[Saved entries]
>>>>>

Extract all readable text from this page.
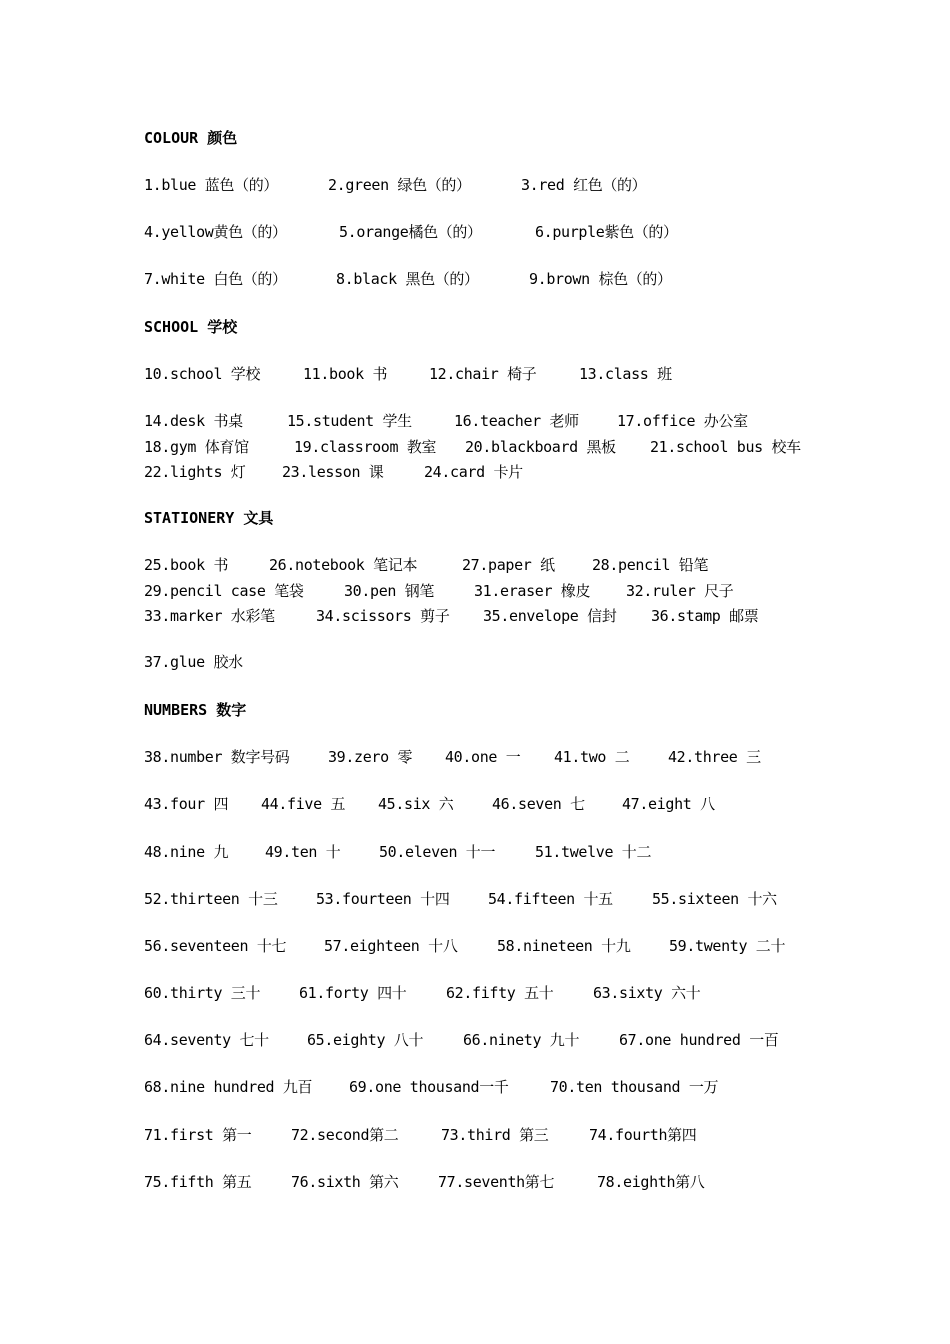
COLOUR 颜色
1.blue 蓝色（的）	2.green 绿色（的）	3.red 红色（的）
4.yellow黄色（的）	5.orange橘色（的）	6.purple紫色（的）
7.white 白色（的）	8.black 黑色（的）	9.brown 棕色（的）
SCHOOL 学校
10.school 学校	11.book 书	12.chair 椅子	13.class 班
14.desk 书桌	15.student 学生	16.teacher 老师	17.office 办公室
18.gym 体育馆	19.classroom 教室 20.blackboard 黑板 21.school bus 校车
22.lights 灯 23.lesson 课	24.card 卡片
STATIONERY 文具
25.book 书	26.notebook 笔记本	27.paper 纸 28.pencil 铅笔
29.pencil case 笔袋	30.pen 钢笔	31.eraser 橡皮 32.ruler 尺子
33.marker 水彩笔	34.scissors 剪子 35.envelope 信封 36.stamp 邮票
37.glue 胶水
NUMBERS 数字
38.number 数字号码	39.zero 零 40.one 一 41.two 二	42.three 三
43.four 四 44.five 五 45.six 六	46.seven 七 47.eight 八
48.nine 九 49.ten 十	50.eleven 十一	51.twelve 十二
52.thirteen 十三	53.fourteen 十四	54.fifteen 十五	55.sixteen 十六
56.seventeen 十七	57.eighteen 十八	58.nineteen 十九	59.twenty 二十
60.thirty 三十	61.forty 四十	62.fifty 五十	63.sixty 六十
64.seventy 七十	65.eighty 八十	66.ninety 九十	67.one hundred 一百
68.nine hundred 九百 69.one thousand一千	70.ten thousand 一万
71.first 第一	72.second第二	73.third 第三	74.fourth第四
75.fifth 第五	76.sixth 第六	77.seventh第七	78.eighth第八
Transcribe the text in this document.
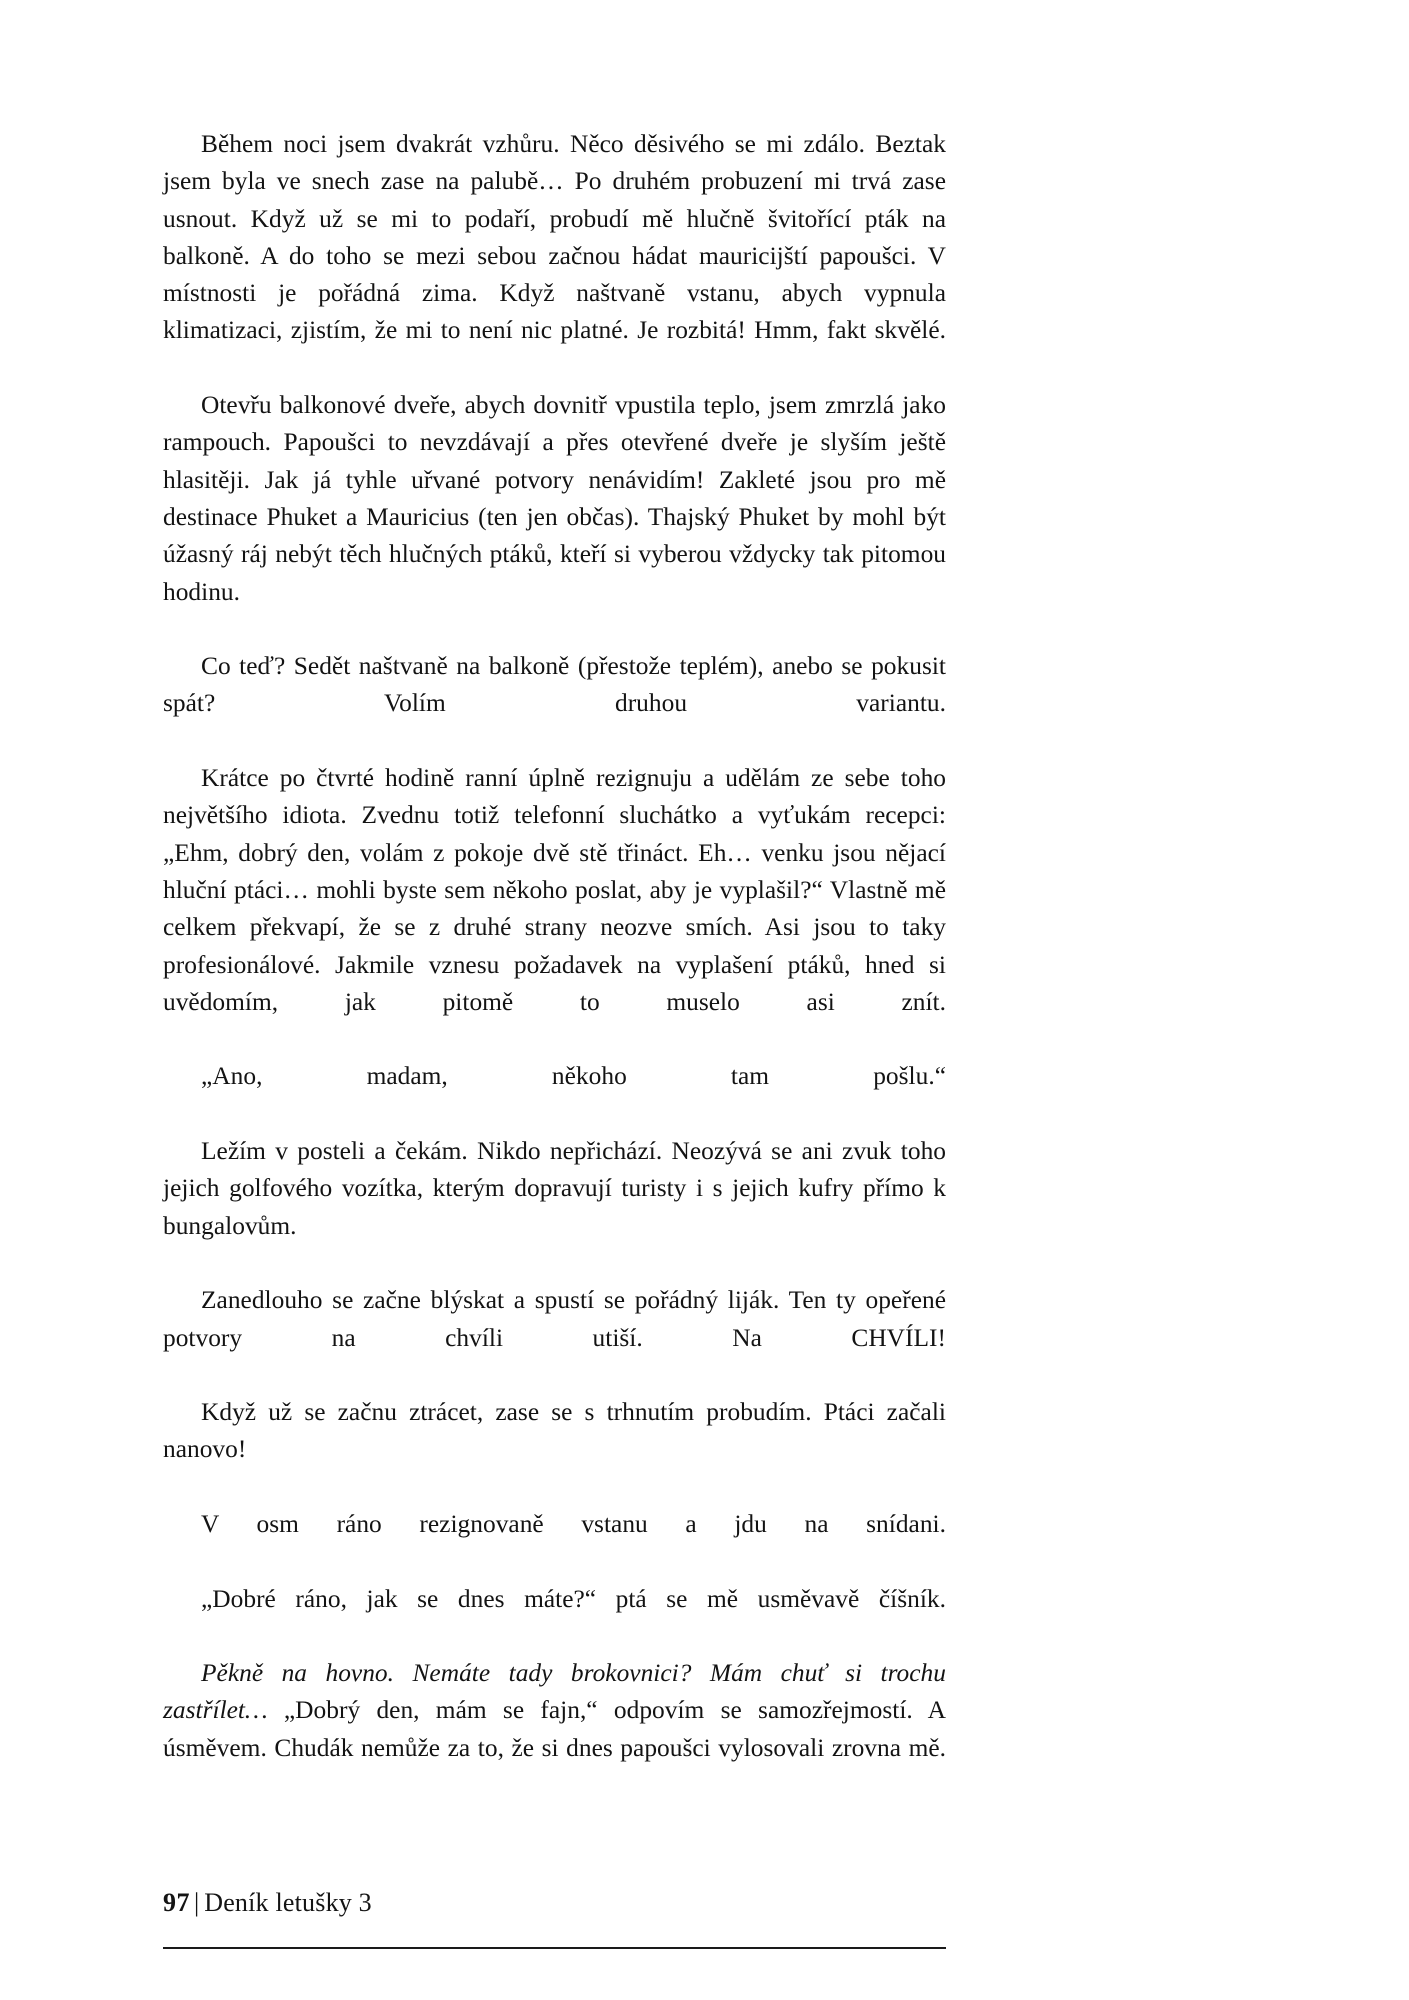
Během noci jsem dvakrát vzhůru. Něco děsivého se mi zdálo. Beztak jsem byla ve snech zase na palubě… Po druhém probuzení mi trvá zase usnout. Když už se mi to podaří, probudí mě hlučně švitořící pták na balkoně. A do toho se mezi sebou začnou hádat mauricijští papoušci. V místnosti je pořádná zima. Když naštvaně vstanu, abych vypnula klimatizaci, zjistím, že mi to není nic platné. Je rozbitá! Hmm, fakt skvělé.

Otevřu balkonové dveře, abych dovnitř vpustila teplo, jsem zmrzlá jako rampouch. Papoušci to nevzdávají a přes otevřené dveře je slyším ještě hlasitěji. Jak já tyhle uřvané potvory nenávidím! Zakleté jsou pro mě destinace Phuket a Mauricius (ten jen občas). Thajský Phuket by mohl být úžasný ráj nebýt těch hlučných ptáků, kteří si vyberou vždycky tak pitomou hodinu.

Co teď? Sedět naštvaně na balkoně (přestože teplém), anebo se pokusit spát? Volím druhou variantu.

Krátce po čtvrté hodině ranní úplně rezignuju a udělám ze sebe toho největšího idiota. Zvednu totiž telefonní sluchátko a vyťukám recepci: „Ehm, dobrý den, volám z pokoje dvě stě třináct. Eh… venku jsou nějací hluční ptáci… mohli byste sem někoho poslat, aby je vyplašil?“ Vlastně mě celkem překvapí, že se z druhé strany neozve smích. Asi jsou to taky profesionálové. Jakmile vznesu požadavek na vyplašení ptáků, hned si uvědomím, jak pitomě to muselo asi znít.

„Ano, madam, někoho tam pošlu.“

Ležím v posteli a čekám. Nikdo nepřichází. Neozývá se ani zvuk toho jejich golfového vozítka, kterým dopravují turisty i s jejich kufry přímo k bungalovům.

Zanedlouho se začne blýskat a spustí se pořádný liják. Ten ty opeřené potvory na chvíli utiší. Na CHVÍLI!

Když už se začnu ztrácet, zase se s trhnutím probudím. Ptáci začali nanovo!

V osm ráno rezignovaně vstanu a jdu na snídani.

„Dobré ráno, jak se dnes máte?“ ptá se mě usměvavě číšník.

Pěkně na hovno. Nemáte tady brokovnici? Mám chuť si trochu zastřílet… „Dobrý den, mám se fajn,“ odpovím se samozřejmostí. A úsměvem. Chudák nemůže za to, že si dnes papoušci vylosovali zrovna mě.

97 | Deník letušky 3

<<<<<

§ To be done
Show all lines above holding "zase".

§ Reply to the exercise
Během noci jsem dvakrát vzhůru. Něco děsivého se mi zdálo. Beztak jsem byla ve snech zase na palubě… Po druhém probuzení mi trvá zase usnout. Když už se mi to podaří, probudí mě hlučně švitořící pták na balkoně. A do toho se mezi sebou začnou hádat mauricijští papoušci. V místnosti je pořádná zima. Když naštvaně vstanu, abych vypnula klimatizaci, zjistím, že mi to není nic platné. Je rozbitá! Hmm, fakt skvělé.
Když už se začnu ztrácet, zase se s trhnutím probudím. Ptáci začali nanovo!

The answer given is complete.